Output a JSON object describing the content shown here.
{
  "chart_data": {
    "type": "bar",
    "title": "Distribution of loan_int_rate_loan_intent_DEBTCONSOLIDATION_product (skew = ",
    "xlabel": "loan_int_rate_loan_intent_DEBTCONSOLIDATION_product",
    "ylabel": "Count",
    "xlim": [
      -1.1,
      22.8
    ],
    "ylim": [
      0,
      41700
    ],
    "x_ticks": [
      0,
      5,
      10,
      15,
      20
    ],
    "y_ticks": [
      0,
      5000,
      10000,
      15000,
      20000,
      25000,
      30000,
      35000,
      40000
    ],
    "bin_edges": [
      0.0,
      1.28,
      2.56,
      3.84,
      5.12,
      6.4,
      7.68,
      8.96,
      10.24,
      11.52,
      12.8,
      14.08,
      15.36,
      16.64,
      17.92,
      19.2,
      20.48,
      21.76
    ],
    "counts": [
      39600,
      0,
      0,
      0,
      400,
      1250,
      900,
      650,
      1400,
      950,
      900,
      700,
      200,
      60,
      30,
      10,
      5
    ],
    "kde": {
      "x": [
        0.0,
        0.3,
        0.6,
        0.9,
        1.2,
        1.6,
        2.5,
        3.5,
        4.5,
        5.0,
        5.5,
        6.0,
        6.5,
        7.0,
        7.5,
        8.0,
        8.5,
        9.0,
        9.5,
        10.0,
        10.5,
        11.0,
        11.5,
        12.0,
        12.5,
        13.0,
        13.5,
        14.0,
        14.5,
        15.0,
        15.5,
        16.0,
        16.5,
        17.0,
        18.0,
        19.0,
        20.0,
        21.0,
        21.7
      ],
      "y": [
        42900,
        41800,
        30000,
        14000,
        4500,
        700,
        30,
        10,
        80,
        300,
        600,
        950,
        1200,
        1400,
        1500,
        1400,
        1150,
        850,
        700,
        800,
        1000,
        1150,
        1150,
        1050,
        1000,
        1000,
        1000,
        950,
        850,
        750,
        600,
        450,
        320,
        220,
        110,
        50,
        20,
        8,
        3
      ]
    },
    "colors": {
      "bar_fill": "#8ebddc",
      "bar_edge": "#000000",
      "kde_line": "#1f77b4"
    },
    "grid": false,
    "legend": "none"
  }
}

----------------

- _Short problem_
Retype the data in full and match it exactly.

- _Final answer_
Output a JSON object describing the content shown here.
{
  "chart_data": {
    "type": "bar",
    "title": "Distribution of loan_int_rate_loan_intent_DEBTCONSOLIDATION_product (skew = ",
    "xlabel": "loan_int_rate_loan_intent_DEBTCONSOLIDATION_product",
    "ylabel": "Count",
    "xlim": [
      -1.1,
      22.8
    ],
    "ylim": [
      0,
      41700
    ],
    "x_ticks": [
      0,
      5,
      10,
      15,
      20
    ],
    "y_ticks": [
      0,
      5000,
      10000,
      15000,
      20000,
      25000,
      30000,
      35000,
      40000
    ],
    "bin_edges": [
      0.0,
      1.28,
      2.56,
      3.84,
      5.12,
      6.4,
      7.68,
      8.96,
      10.24,
      11.52,
      12.8,
      14.08,
      15.36,
      16.64,
      17.92,
      19.2,
      20.48,
      21.76
    ],
    "counts": [
      39600,
      0,
      0,
      0,
      400,
      1250,
      900,
      650,
      1400,
      950,
      900,
      700,
      200,
      60,
      30,
      10,
      5
    ],
    "kde": {
      "x": [
        0.0,
        0.3,
        0.6,
        0.9,
        1.2,
        1.6,
        2.5,
        3.5,
        4.5,
        5.0,
        5.5,
        6.0,
        6.5,
        7.0,
        7.5,
        8.0,
        8.5,
        9.0,
        9.5,
        10.0,
        10.5,
        11.0,
        11.5,
        12.0,
        12.5,
        13.0,
        13.5,
        14.0,
        14.5,
        15.0,
        15.5,
        16.0,
        16.5,
        17.0,
        18.0,
        19.0,
        20.0,
        21.0,
        21.7
      ],
      "y": [
        42900,
        41800,
        30000,
        14000,
        4500,
        700,
        30,
        10,
        80,
        300,
        600,
        950,
        1200,
        1400,
        1500,
        1400,
        1150,
        850,
        700,
        800,
        1000,
        1150,
        1150,
        1050,
        1000,
        1000,
        1000,
        950,
        850,
        750,
        600,
        450,
        320,
        220,
        110,
        50,
        20,
        8,
        3
      ]
    },
    "colors": {
      "bar_fill": "#8ebddc",
      "bar_edge": "#000000",
      "kde_line": "#1f77b4"
    },
    "grid": false,
    "legend": "none"
  }
}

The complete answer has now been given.